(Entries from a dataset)
<<<<
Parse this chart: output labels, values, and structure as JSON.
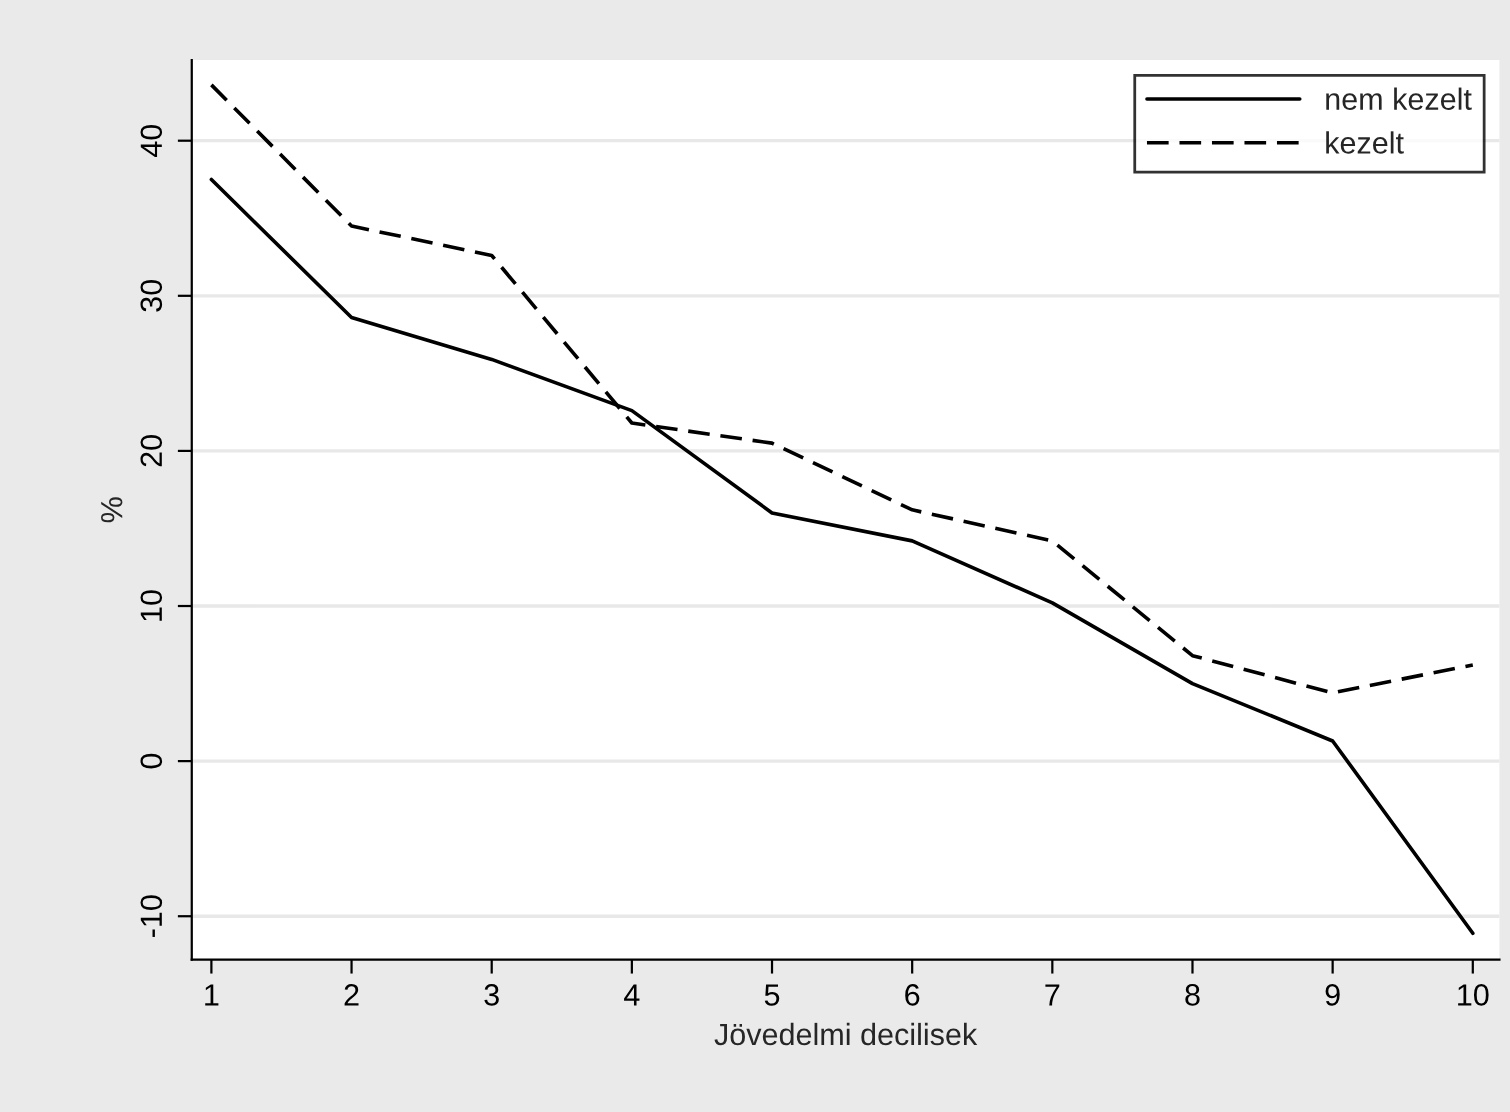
{
  "chart_data": {
    "type": "line",
    "xlabel": "Jövedelmi decilisek",
    "ylabel": "%",
    "x": [
      1,
      2,
      3,
      4,
      5,
      6,
      7,
      8,
      9,
      10
    ],
    "series": [
      {
        "name": "nem kezelt",
        "color": "#000000",
        "line_style": "solid",
        "values": [
          37.5,
          28.6,
          25.9,
          22.6,
          16.0,
          14.2,
          10.2,
          5.0,
          1.3,
          -11.1
        ]
      },
      {
        "name": "kezelt",
        "color": "#000000",
        "line_style": "dashed",
        "values": [
          43.6,
          34.5,
          32.6,
          21.8,
          20.5,
          16.2,
          14.2,
          6.8,
          4.4,
          6.2
        ]
      }
    ],
    "xlim": [
      0.86,
      10.19
    ],
    "ylim": [
      -12.8,
      45.2
    ],
    "xticks": [
      1,
      2,
      3,
      4,
      5,
      6,
      7,
      8,
      9,
      10
    ],
    "yticks": [
      -10,
      0,
      10,
      20,
      30,
      40
    ],
    "grid": "y",
    "legend": "top right"
  }
}
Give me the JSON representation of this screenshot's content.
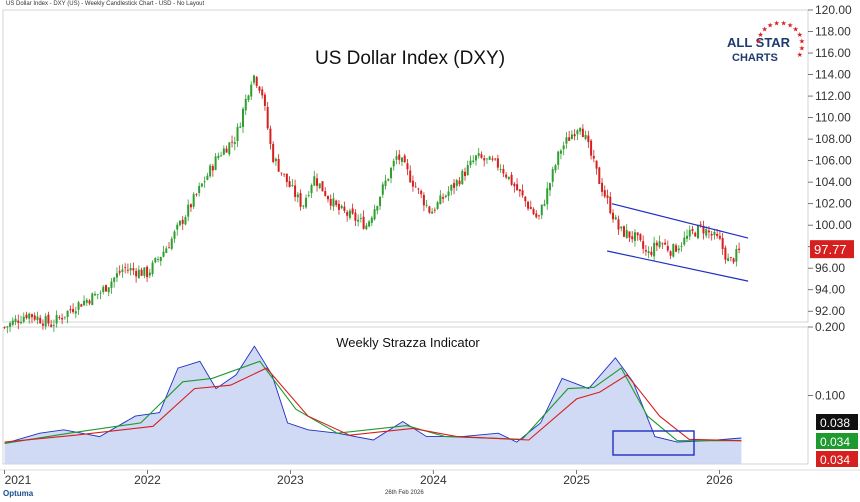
{
  "header": "US Dollar Index - DXY (US) - Weekly Candlestick Chart - USD - No Layout",
  "footer_date": "26th Feb 2026",
  "brand": "Optuma",
  "logo": {
    "line1": "ALL STAR",
    "line2": "CHARTS"
  },
  "colors": {
    "up": "#2e9e2e",
    "down": "#d62020",
    "channel": "#1f2fc4",
    "fill": "#c9d4f2",
    "bluLine": "#1f2fc4",
    "green": "#1f9a2f",
    "red": "#d62020"
  },
  "chart_data": [
    {
      "type": "candlestick",
      "title": "US Dollar Index (DXY)",
      "ylim": [
        91,
        120
      ],
      "yticks": [
        "92.00",
        "94.00",
        "96.00",
        "98.00",
        "100.00",
        "102.00",
        "104.00",
        "106.00",
        "108.00",
        "110.00",
        "112.00",
        "114.00",
        "116.00",
        "118.00",
        "120.00"
      ],
      "last_price": "97.77",
      "close_series": [
        {
          "date": "2021-01-01",
          "close": 90.5
        },
        {
          "date": "2021-03-01",
          "close": 91.8
        },
        {
          "date": "2021-05-01",
          "close": 90.8
        },
        {
          "date": "2021-07-01",
          "close": 92.5
        },
        {
          "date": "2021-09-01",
          "close": 93.7
        },
        {
          "date": "2021-11-01",
          "close": 96.0
        },
        {
          "date": "2022-01-01",
          "close": 95.5
        },
        {
          "date": "2022-03-01",
          "close": 98.5
        },
        {
          "date": "2022-05-01",
          "close": 102.5
        },
        {
          "date": "2022-07-01",
          "close": 106.5
        },
        {
          "date": "2022-08-15",
          "close": 108.2
        },
        {
          "date": "2022-09-27",
          "close": 114.1
        },
        {
          "date": "2022-10-20",
          "close": 112.5
        },
        {
          "date": "2022-11-15",
          "close": 106.5
        },
        {
          "date": "2023-01-01",
          "close": 103.5
        },
        {
          "date": "2023-02-01",
          "close": 101.8
        },
        {
          "date": "2023-03-01",
          "close": 104.5
        },
        {
          "date": "2023-05-01",
          "close": 101.5
        },
        {
          "date": "2023-07-15",
          "close": 100.0
        },
        {
          "date": "2023-10-01",
          "close": 106.5
        },
        {
          "date": "2023-12-25",
          "close": 101.2
        },
        {
          "date": "2024-03-01",
          "close": 104.0
        },
        {
          "date": "2024-04-20",
          "close": 106.3
        },
        {
          "date": "2024-06-20",
          "close": 105.5
        },
        {
          "date": "2024-09-25",
          "close": 100.5
        },
        {
          "date": "2024-11-20",
          "close": 107.0
        },
        {
          "date": "2025-01-10",
          "close": 109.5
        },
        {
          "date": "2025-03-01",
          "close": 104.0
        },
        {
          "date": "2025-04-20",
          "close": 99.5
        },
        {
          "date": "2025-06-01",
          "close": 98.8
        },
        {
          "date": "2025-07-01",
          "close": 97.2
        },
        {
          "date": "2025-08-01",
          "close": 98.5
        },
        {
          "date": "2025-09-01",
          "close": 97.6
        },
        {
          "date": "2025-10-15",
          "close": 99.0
        },
        {
          "date": "2025-11-15",
          "close": 99.8
        },
        {
          "date": "2026-01-01",
          "close": 98.5
        },
        {
          "date": "2026-01-25",
          "close": 96.5
        },
        {
          "date": "2026-02-26",
          "close": 97.77
        }
      ],
      "channel": {
        "upper": [
          {
            "date": "2025-04-01",
            "value": 102.0
          },
          {
            "date": "2026-03-15",
            "value": 98.8
          }
        ],
        "lower": [
          {
            "date": "2025-03-20",
            "value": 97.6
          },
          {
            "date": "2026-03-15",
            "value": 94.8
          }
        ]
      }
    },
    {
      "type": "area",
      "title": "Weekly Strazza Indicator",
      "ylim": [
        0,
        0.2
      ],
      "yticks": [
        "0.100",
        "0.200"
      ],
      "labels": [
        {
          "text": "0.038",
          "bg": "#111111"
        },
        {
          "text": "0.034",
          "bg": "#1f9a2f"
        },
        {
          "text": "0.034",
          "bg": "#d62020"
        }
      ],
      "series": [
        {
          "color": "blue",
          "values": [
            {
              "date": "2021-01-01",
              "value": 0.03
            },
            {
              "date": "2021-04-01",
              "value": 0.045
            },
            {
              "date": "2021-06-01",
              "value": 0.05
            },
            {
              "date": "2021-09-01",
              "value": 0.04
            },
            {
              "date": "2021-12-01",
              "value": 0.07
            },
            {
              "date": "2022-02-01",
              "value": 0.075
            },
            {
              "date": "2022-03-20",
              "value": 0.14
            },
            {
              "date": "2022-05-15",
              "value": 0.15
            },
            {
              "date": "2022-06-25",
              "value": 0.11
            },
            {
              "date": "2022-08-15",
              "value": 0.13
            },
            {
              "date": "2022-10-01",
              "value": 0.172
            },
            {
              "date": "2022-11-15",
              "value": 0.13
            },
            {
              "date": "2022-12-25",
              "value": 0.06
            },
            {
              "date": "2023-02-15",
              "value": 0.05
            },
            {
              "date": "2023-05-01",
              "value": 0.045
            },
            {
              "date": "2023-08-01",
              "value": 0.035
            },
            {
              "date": "2023-10-15",
              "value": 0.062
            },
            {
              "date": "2023-12-15",
              "value": 0.04
            },
            {
              "date": "2024-03-15",
              "value": 0.04
            },
            {
              "date": "2024-06-15",
              "value": 0.045
            },
            {
              "date": "2024-08-01",
              "value": 0.032
            },
            {
              "date": "2024-10-01",
              "value": 0.06
            },
            {
              "date": "2024-11-25",
              "value": 0.125
            },
            {
              "date": "2025-02-01",
              "value": 0.11
            },
            {
              "date": "2025-04-10",
              "value": 0.155
            },
            {
              "date": "2025-05-25",
              "value": 0.12
            },
            {
              "date": "2025-07-20",
              "value": 0.04
            },
            {
              "date": "2025-09-15",
              "value": 0.032
            },
            {
              "date": "2025-12-01",
              "value": 0.034
            },
            {
              "date": "2026-02-26",
              "value": 0.038
            }
          ]
        },
        {
          "color": "green",
          "values": [
            {
              "date": "2021-01-01",
              "value": 0.03
            },
            {
              "date": "2021-06-15",
              "value": 0.045
            },
            {
              "date": "2021-12-15",
              "value": 0.06
            },
            {
              "date": "2022-04-01",
              "value": 0.12
            },
            {
              "date": "2022-06-15",
              "value": 0.125
            },
            {
              "date": "2022-10-15",
              "value": 0.15
            },
            {
              "date": "2023-01-15",
              "value": 0.08
            },
            {
              "date": "2023-05-01",
              "value": 0.045
            },
            {
              "date": "2023-10-25",
              "value": 0.056
            },
            {
              "date": "2024-02-01",
              "value": 0.04
            },
            {
              "date": "2024-08-15",
              "value": 0.036
            },
            {
              "date": "2024-12-10",
              "value": 0.11
            },
            {
              "date": "2025-02-15",
              "value": 0.112
            },
            {
              "date": "2025-04-25",
              "value": 0.14
            },
            {
              "date": "2025-07-01",
              "value": 0.07
            },
            {
              "date": "2025-09-15",
              "value": 0.034
            },
            {
              "date": "2026-02-26",
              "value": 0.034
            }
          ]
        },
        {
          "color": "red",
          "values": [
            {
              "date": "2021-01-01",
              "value": 0.032
            },
            {
              "date": "2021-07-01",
              "value": 0.042
            },
            {
              "date": "2022-01-15",
              "value": 0.055
            },
            {
              "date": "2022-05-01",
              "value": 0.11
            },
            {
              "date": "2022-08-01",
              "value": 0.115
            },
            {
              "date": "2022-11-01",
              "value": 0.14
            },
            {
              "date": "2023-02-15",
              "value": 0.07
            },
            {
              "date": "2023-06-01",
              "value": 0.042
            },
            {
              "date": "2023-11-10",
              "value": 0.052
            },
            {
              "date": "2024-03-01",
              "value": 0.04
            },
            {
              "date": "2024-09-01",
              "value": 0.035
            },
            {
              "date": "2025-01-01",
              "value": 0.095
            },
            {
              "date": "2025-03-01",
              "value": 0.105
            },
            {
              "date": "2025-05-10",
              "value": 0.13
            },
            {
              "date": "2025-08-01",
              "value": 0.07
            },
            {
              "date": "2025-10-15",
              "value": 0.036
            },
            {
              "date": "2026-02-26",
              "value": 0.034
            }
          ]
        }
      ]
    }
  ],
  "x_axis": {
    "ticks": [
      "2021",
      "2022",
      "2023",
      "2024",
      "2025",
      "2026"
    ]
  }
}
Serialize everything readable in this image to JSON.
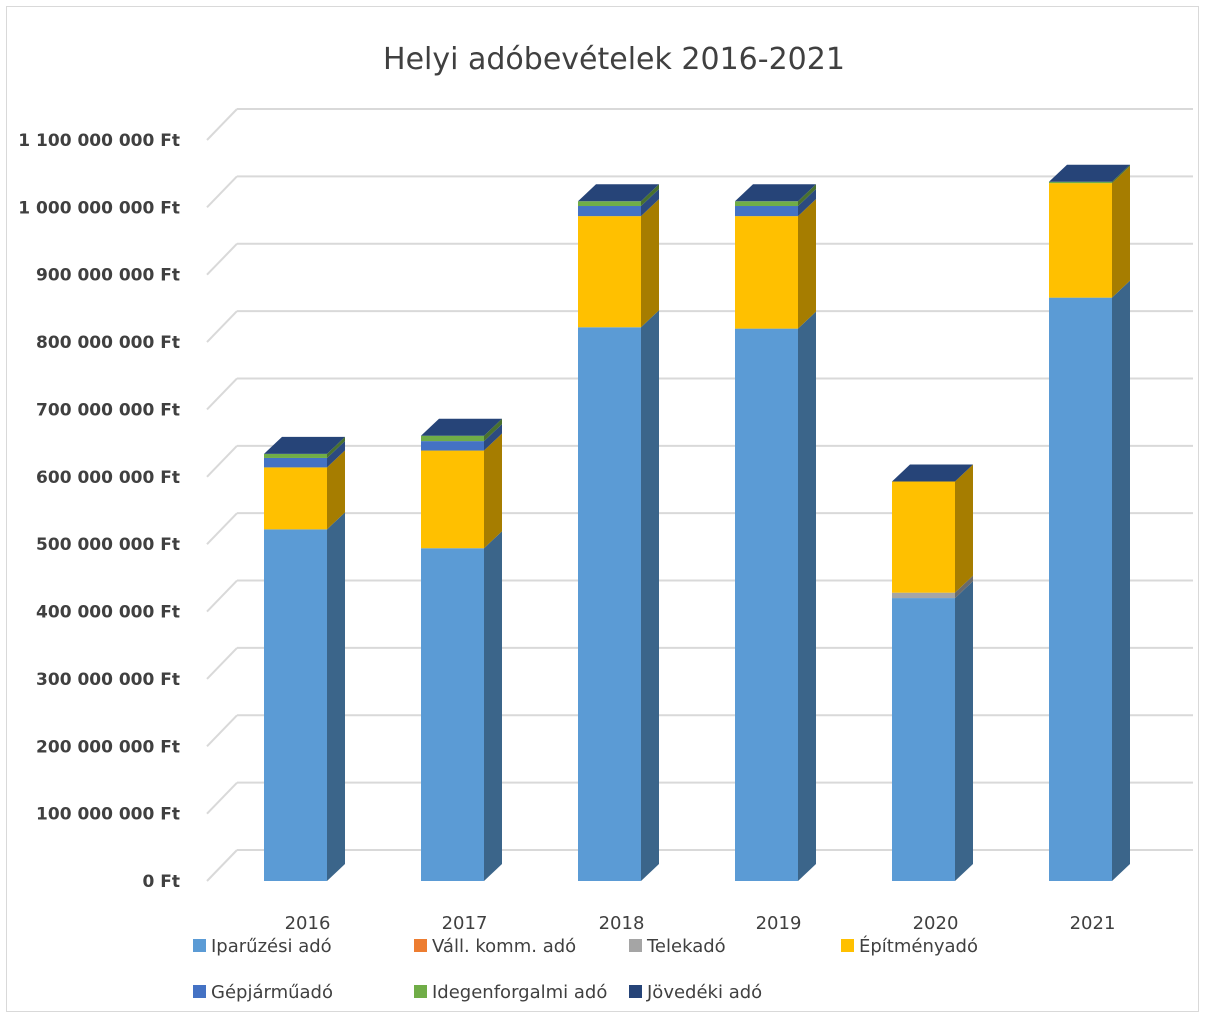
{
  "chart_data": {
    "type": "bar",
    "stacked": true,
    "three_d": true,
    "title": "Helyi adóbevételek 2016-2021",
    "categories": [
      "2016",
      "2017",
      "2018",
      "2019",
      "2020",
      "2021"
    ],
    "ylim": [
      0,
      1100000000
    ],
    "ytick_step": 100000000,
    "yticks": [
      "0 Ft",
      "100 000 000 Ft",
      "200 000 000 Ft",
      "300 000 000 Ft",
      "400 000 000 Ft",
      "500 000 000 Ft",
      "600 000 000 Ft",
      "700 000 000 Ft",
      "800 000 000 Ft",
      "900 000 000 Ft",
      "1 000 000 000 Ft",
      "1 100 000 000 Ft"
    ],
    "grid": true,
    "legend_position": "bottom",
    "series": [
      {
        "name": "Iparűzési adó",
        "color": "#5b9bd5",
        "values": [
          522000000,
          494000000,
          822000000,
          820000000,
          420000000,
          866000000
        ]
      },
      {
        "name": "Váll. komm. adó",
        "color": "#ed7d31",
        "values": [
          0,
          0,
          0,
          0,
          0,
          0
        ]
      },
      {
        "name": "Telekadó",
        "color": "#a5a5a5",
        "values": [
          0,
          0,
          0,
          0,
          8000000,
          0
        ]
      },
      {
        "name": "Építményadó",
        "color": "#ffc000",
        "values": [
          92000000,
          145000000,
          165000000,
          167000000,
          165000000,
          170000000
        ]
      },
      {
        "name": "Gépjárműadó",
        "color": "#4472c4",
        "values": [
          14000000,
          14000000,
          15000000,
          15000000,
          0,
          0
        ]
      },
      {
        "name": "Idegenforgalmi adó",
        "color": "#70ad47",
        "values": [
          6000000,
          8000000,
          7000000,
          7000000,
          0,
          2000000
        ]
      },
      {
        "name": "Jövedéki adó",
        "color": "#264478",
        "values": [
          0,
          0,
          0,
          0,
          0,
          0
        ]
      }
    ]
  }
}
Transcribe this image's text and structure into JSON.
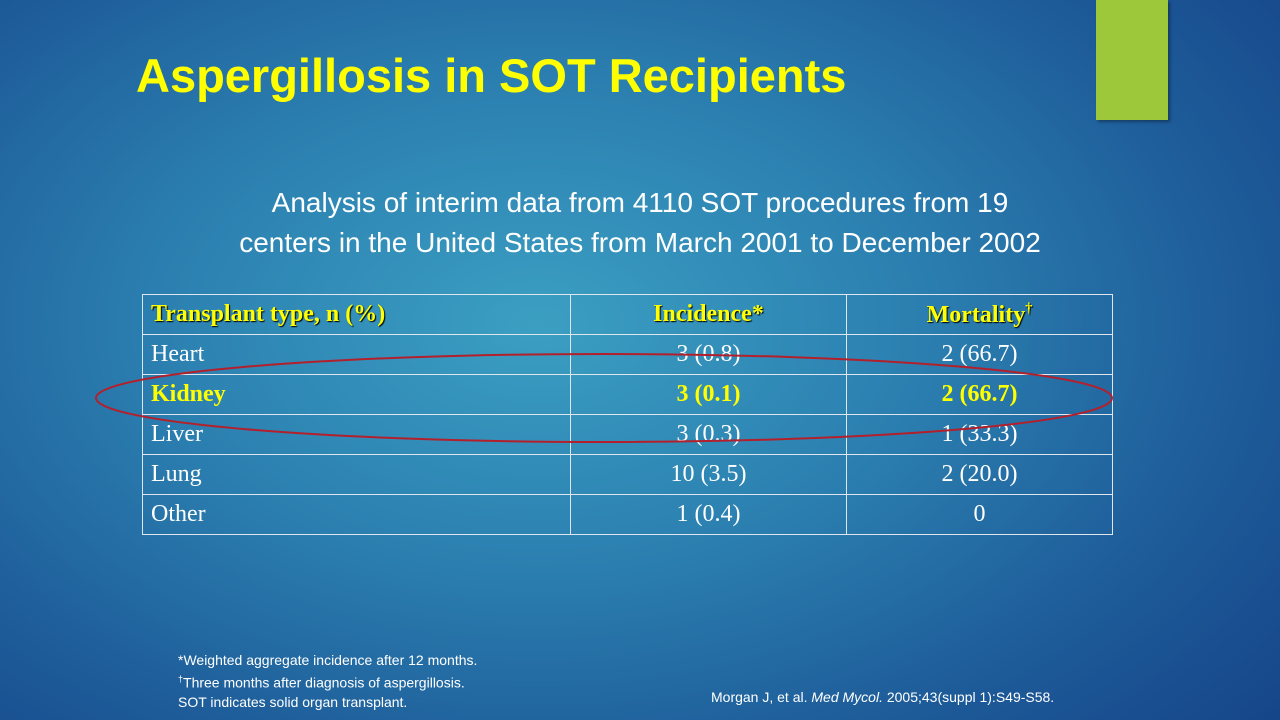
{
  "slide": {
    "title": "Aspergillosis in SOT Recipients",
    "subtitle_lines": [
      "Analysis of interim data from 4110 SOT procedures from 19",
      "centers in the United States from March 2001 to December 2002"
    ],
    "table": {
      "header": [
        "Transplant type, n (%)",
        "Incidence*",
        "Mortality"
      ],
      "header_superscript": "†",
      "rows": [
        [
          "Heart",
          "3 (0.8)",
          "2 (66.7)"
        ],
        [
          "Kidney",
          "3 (0.1)",
          "2 (66.7)"
        ],
        [
          "Liver",
          "3 (0.3)",
          "1 (33.3)"
        ],
        [
          "Lung",
          "10 (3.5)",
          "2 (20.0)"
        ],
        [
          "Other",
          "1 (0.4)",
          "0"
        ]
      ]
    },
    "footnotes": [
      {
        "text": "*Weighted aggregate incidence after 12 months."
      },
      {
        "mark": "†",
        "text": "Three months after diagnosis of aspergillosis."
      },
      {
        "text": "SOT indicates solid organ transplant."
      }
    ],
    "citation": {
      "authors": "Morgan J, et al.",
      "journal": "Med Mycol.",
      "details": "2005;43(suppl 1):S49-S58."
    }
  }
}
>>>>
▶ _Stated problem_
Leave out every picture and copy verbatim the lines running from the line containing "Transcribe this image's" through the final line of the data.

▶ _Written answer_
Transcribe this image's text and structure into JSON.
{
  "slide": {
    "title": "Aspergillosis in SOT Recipients",
    "subtitle_lines": [
      "Analysis of interim data from 4110 SOT procedures from 19",
      "centers in the United States from March 2001 to December 2002"
    ],
    "table": {
      "header": [
        "Transplant type, n (%)",
        "Incidence*",
        "Mortality"
      ],
      "header_superscript": "†",
      "rows": [
        [
          "Heart",
          "3 (0.8)",
          "2 (66.7)"
        ],
        [
          "Kidney",
          "3 (0.1)",
          "2 (66.7)"
        ],
        [
          "Liver",
          "3 (0.3)",
          "1 (33.3)"
        ],
        [
          "Lung",
          "10 (3.5)",
          "2 (20.0)"
        ],
        [
          "Other",
          "1 (0.4)",
          "0"
        ]
      ]
    },
    "footnotes": [
      {
        "text": "*Weighted aggregate incidence after 12 months."
      },
      {
        "mark": "†",
        "text": "Three months after diagnosis of aspergillosis."
      },
      {
        "text": "SOT indicates solid organ transplant."
      }
    ],
    "citation": {
      "authors": "Morgan J, et al.",
      "journal": "Med Mycol.",
      "details": "2005;43(suppl 1):S49-S58."
    }
  }
}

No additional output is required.